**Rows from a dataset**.
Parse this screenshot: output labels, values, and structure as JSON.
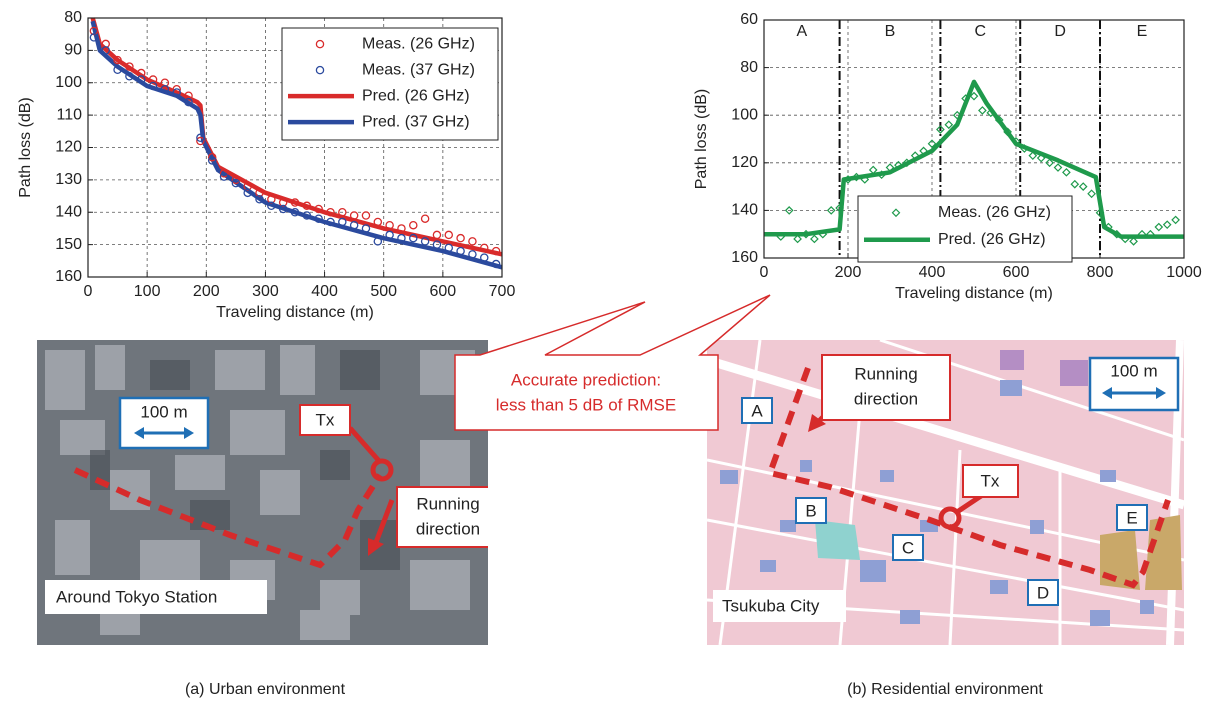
{
  "chart_data": [
    {
      "type": "line",
      "ylabel": "Path loss (dB)",
      "xlabel": "Traveling distance (m)",
      "xlim": [
        0,
        700
      ],
      "xticks": [
        0,
        100,
        200,
        300,
        400,
        500,
        600,
        700
      ],
      "ylim": [
        80,
        160
      ],
      "yticks": [
        80,
        90,
        100,
        110,
        120,
        130,
        140,
        150,
        160
      ],
      "y_inverted": true,
      "grid": true,
      "series": [
        {
          "name": "Meas. (26 GHz)",
          "color": "#d92b2b",
          "mode": "markers",
          "marker": "circle",
          "x": [
            10,
            30,
            50,
            70,
            90,
            110,
            130,
            150,
            170,
            190,
            210,
            230,
            250,
            270,
            290,
            310,
            330,
            350,
            370,
            390,
            410,
            430,
            450,
            470,
            490,
            510,
            530,
            550,
            570,
            590,
            610,
            630,
            650,
            670,
            690
          ],
          "values": [
            84,
            88,
            93,
            95,
            97,
            99,
            100,
            102,
            104,
            118,
            123,
            128,
            130,
            132,
            134,
            136,
            137,
            137,
            138,
            139,
            140,
            140,
            141,
            141,
            143,
            144,
            145,
            144,
            142,
            147,
            147,
            148,
            149,
            151,
            152
          ]
        },
        {
          "name": "Meas. (37 GHz)",
          "color": "#2b4a9e",
          "mode": "markers",
          "marker": "circle",
          "x": [
            10,
            30,
            50,
            70,
            90,
            110,
            130,
            150,
            170,
            190,
            210,
            230,
            250,
            270,
            290,
            310,
            330,
            350,
            370,
            390,
            410,
            430,
            450,
            470,
            490,
            510,
            530,
            550,
            570,
            590,
            610,
            630,
            650,
            670,
            690
          ],
          "values": [
            86,
            90,
            96,
            98,
            99,
            101,
            102,
            103,
            106,
            117,
            124,
            129,
            131,
            134,
            136,
            138,
            139,
            140,
            141,
            142,
            143,
            143,
            144,
            145,
            149,
            147,
            148,
            148,
            149,
            150,
            151,
            152,
            153,
            154,
            156
          ]
        },
        {
          "name": "Pred. (26 GHz)",
          "color": "#d92b2b",
          "mode": "line",
          "x": [
            8,
            20,
            50,
            100,
            150,
            185,
            190,
            195,
            220,
            300,
            400,
            500,
            600,
            700
          ],
          "values": [
            80,
            88,
            93,
            99,
            103,
            106,
            107,
            117,
            126,
            134,
            140,
            145,
            149,
            153
          ]
        },
        {
          "name": "Pred. (37 GHz)",
          "color": "#2b4a9e",
          "mode": "line",
          "x": [
            8,
            20,
            50,
            100,
            150,
            185,
            190,
            195,
            220,
            300,
            400,
            500,
            600,
            700
          ],
          "values": [
            81,
            90,
            95,
            101,
            104,
            108,
            110,
            118,
            127,
            137,
            143,
            148,
            152,
            157
          ]
        }
      ]
    },
    {
      "type": "line",
      "ylabel": "Path loss (dB)",
      "xlabel": "Traveling distance (m)",
      "xlim": [
        0,
        1000
      ],
      "xticks": [
        0,
        200,
        400,
        600,
        800,
        1000
      ],
      "ylim": [
        60,
        160
      ],
      "yticks": [
        60,
        80,
        100,
        120,
        140,
        160
      ],
      "y_inverted": true,
      "grid": true,
      "zones": {
        "labels": [
          "A",
          "B",
          "C",
          "D",
          "E"
        ],
        "boundaries": [
          180,
          420,
          610,
          800
        ]
      },
      "series": [
        {
          "name": "Meas. (26 GHz)",
          "color": "#1f9a4c",
          "mode": "markers",
          "marker": "diamond",
          "x": [
            40,
            60,
            80,
            100,
            120,
            140,
            160,
            180,
            200,
            220,
            240,
            260,
            280,
            300,
            320,
            340,
            360,
            380,
            400,
            420,
            440,
            460,
            480,
            500,
            520,
            540,
            560,
            580,
            600,
            620,
            640,
            660,
            680,
            700,
            720,
            740,
            760,
            780,
            800,
            820,
            840,
            860,
            880,
            900,
            920,
            940,
            960,
            980
          ],
          "values": [
            151,
            140,
            152,
            150,
            152,
            150,
            140,
            139,
            127,
            126,
            127,
            123,
            125,
            122,
            121,
            120,
            117,
            115,
            112,
            106,
            104,
            100,
            93,
            92,
            98,
            99,
            102,
            107,
            111,
            114,
            117,
            118,
            120,
            122,
            124,
            129,
            130,
            133,
            141,
            147,
            150,
            152,
            153,
            150,
            150,
            147,
            146,
            144
          ]
        },
        {
          "name": "Pred. (26 GHz)",
          "color": "#1f9a4c",
          "mode": "line",
          "x": [
            0,
            100,
            180,
            190,
            300,
            400,
            460,
            500,
            530,
            600,
            700,
            790,
            810,
            850,
            1000
          ],
          "values": [
            150,
            150,
            148,
            127,
            124,
            115,
            104,
            86,
            95,
            112,
            119,
            126,
            147,
            151,
            151
          ]
        }
      ]
    }
  ],
  "callout": [
    "Accurate prediction:",
    "less than 5 dB of RMSE"
  ],
  "urban_map": {
    "scale": "100 m",
    "tx": "Tx",
    "direction": [
      "Running",
      "direction"
    ],
    "place": "Around Tokyo Station"
  },
  "residential_map": {
    "scale": "100 m",
    "tx": "Tx",
    "direction": [
      "Running",
      "direction"
    ],
    "zones": [
      "A",
      "B",
      "C",
      "D",
      "E"
    ],
    "place": "Tsukuba City"
  },
  "captions": [
    "(a) Urban environment",
    "(b) Residential environment"
  ]
}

**Given task**.
Copy out each line exactly, without the pictures.

**Solution to this task**.
Parse this screenshot: output labels, values, and structure as JSON.
{
  "chart_data": [
    {
      "type": "line",
      "ylabel": "Path loss (dB)",
      "xlabel": "Traveling distance (m)",
      "xlim": [
        0,
        700
      ],
      "xticks": [
        0,
        100,
        200,
        300,
        400,
        500,
        600,
        700
      ],
      "ylim": [
        80,
        160
      ],
      "yticks": [
        80,
        90,
        100,
        110,
        120,
        130,
        140,
        150,
        160
      ],
      "y_inverted": true,
      "grid": true,
      "series": [
        {
          "name": "Meas. (26 GHz)",
          "color": "#d92b2b",
          "mode": "markers",
          "marker": "circle",
          "x": [
            10,
            30,
            50,
            70,
            90,
            110,
            130,
            150,
            170,
            190,
            210,
            230,
            250,
            270,
            290,
            310,
            330,
            350,
            370,
            390,
            410,
            430,
            450,
            470,
            490,
            510,
            530,
            550,
            570,
            590,
            610,
            630,
            650,
            670,
            690
          ],
          "values": [
            84,
            88,
            93,
            95,
            97,
            99,
            100,
            102,
            104,
            118,
            123,
            128,
            130,
            132,
            134,
            136,
            137,
            137,
            138,
            139,
            140,
            140,
            141,
            141,
            143,
            144,
            145,
            144,
            142,
            147,
            147,
            148,
            149,
            151,
            152
          ]
        },
        {
          "name": "Meas. (37 GHz)",
          "color": "#2b4a9e",
          "mode": "markers",
          "marker": "circle",
          "x": [
            10,
            30,
            50,
            70,
            90,
            110,
            130,
            150,
            170,
            190,
            210,
            230,
            250,
            270,
            290,
            310,
            330,
            350,
            370,
            390,
            410,
            430,
            450,
            470,
            490,
            510,
            530,
            550,
            570,
            590,
            610,
            630,
            650,
            670,
            690
          ],
          "values": [
            86,
            90,
            96,
            98,
            99,
            101,
            102,
            103,
            106,
            117,
            124,
            129,
            131,
            134,
            136,
            138,
            139,
            140,
            141,
            142,
            143,
            143,
            144,
            145,
            149,
            147,
            148,
            148,
            149,
            150,
            151,
            152,
            153,
            154,
            156
          ]
        },
        {
          "name": "Pred. (26 GHz)",
          "color": "#d92b2b",
          "mode": "line",
          "x": [
            8,
            20,
            50,
            100,
            150,
            185,
            190,
            195,
            220,
            300,
            400,
            500,
            600,
            700
          ],
          "values": [
            80,
            88,
            93,
            99,
            103,
            106,
            107,
            117,
            126,
            134,
            140,
            145,
            149,
            153
          ]
        },
        {
          "name": "Pred. (37 GHz)",
          "color": "#2b4a9e",
          "mode": "line",
          "x": [
            8,
            20,
            50,
            100,
            150,
            185,
            190,
            195,
            220,
            300,
            400,
            500,
            600,
            700
          ],
          "values": [
            81,
            90,
            95,
            101,
            104,
            108,
            110,
            118,
            127,
            137,
            143,
            148,
            152,
            157
          ]
        }
      ]
    },
    {
      "type": "line",
      "ylabel": "Path loss (dB)",
      "xlabel": "Traveling distance (m)",
      "xlim": [
        0,
        1000
      ],
      "xticks": [
        0,
        200,
        400,
        600,
        800,
        1000
      ],
      "ylim": [
        60,
        160
      ],
      "yticks": [
        60,
        80,
        100,
        120,
        140,
        160
      ],
      "y_inverted": true,
      "grid": true,
      "zones": {
        "labels": [
          "A",
          "B",
          "C",
          "D",
          "E"
        ],
        "boundaries": [
          180,
          420,
          610,
          800
        ]
      },
      "series": [
        {
          "name": "Meas. (26 GHz)",
          "color": "#1f9a4c",
          "mode": "markers",
          "marker": "diamond",
          "x": [
            40,
            60,
            80,
            100,
            120,
            140,
            160,
            180,
            200,
            220,
            240,
            260,
            280,
            300,
            320,
            340,
            360,
            380,
            400,
            420,
            440,
            460,
            480,
            500,
            520,
            540,
            560,
            580,
            600,
            620,
            640,
            660,
            680,
            700,
            720,
            740,
            760,
            780,
            800,
            820,
            840,
            860,
            880,
            900,
            920,
            940,
            960,
            980
          ],
          "values": [
            151,
            140,
            152,
            150,
            152,
            150,
            140,
            139,
            127,
            126,
            127,
            123,
            125,
            122,
            121,
            120,
            117,
            115,
            112,
            106,
            104,
            100,
            93,
            92,
            98,
            99,
            102,
            107,
            111,
            114,
            117,
            118,
            120,
            122,
            124,
            129,
            130,
            133,
            141,
            147,
            150,
            152,
            153,
            150,
            150,
            147,
            146,
            144
          ]
        },
        {
          "name": "Pred. (26 GHz)",
          "color": "#1f9a4c",
          "mode": "line",
          "x": [
            0,
            100,
            180,
            190,
            300,
            400,
            460,
            500,
            530,
            600,
            700,
            790,
            810,
            850,
            1000
          ],
          "values": [
            150,
            150,
            148,
            127,
            124,
            115,
            104,
            86,
            95,
            112,
            119,
            126,
            147,
            151,
            151
          ]
        }
      ]
    }
  ],
  "callout": [
    "Accurate prediction:",
    "less than 5 dB of RMSE"
  ],
  "urban_map": {
    "scale": "100 m",
    "tx": "Tx",
    "direction": [
      "Running",
      "direction"
    ],
    "place": "Around Tokyo Station"
  },
  "residential_map": {
    "scale": "100 m",
    "tx": "Tx",
    "direction": [
      "Running",
      "direction"
    ],
    "zones": [
      "A",
      "B",
      "C",
      "D",
      "E"
    ],
    "place": "Tsukuba City"
  },
  "captions": [
    "(a) Urban environment",
    "(b) Residential environment"
  ]
}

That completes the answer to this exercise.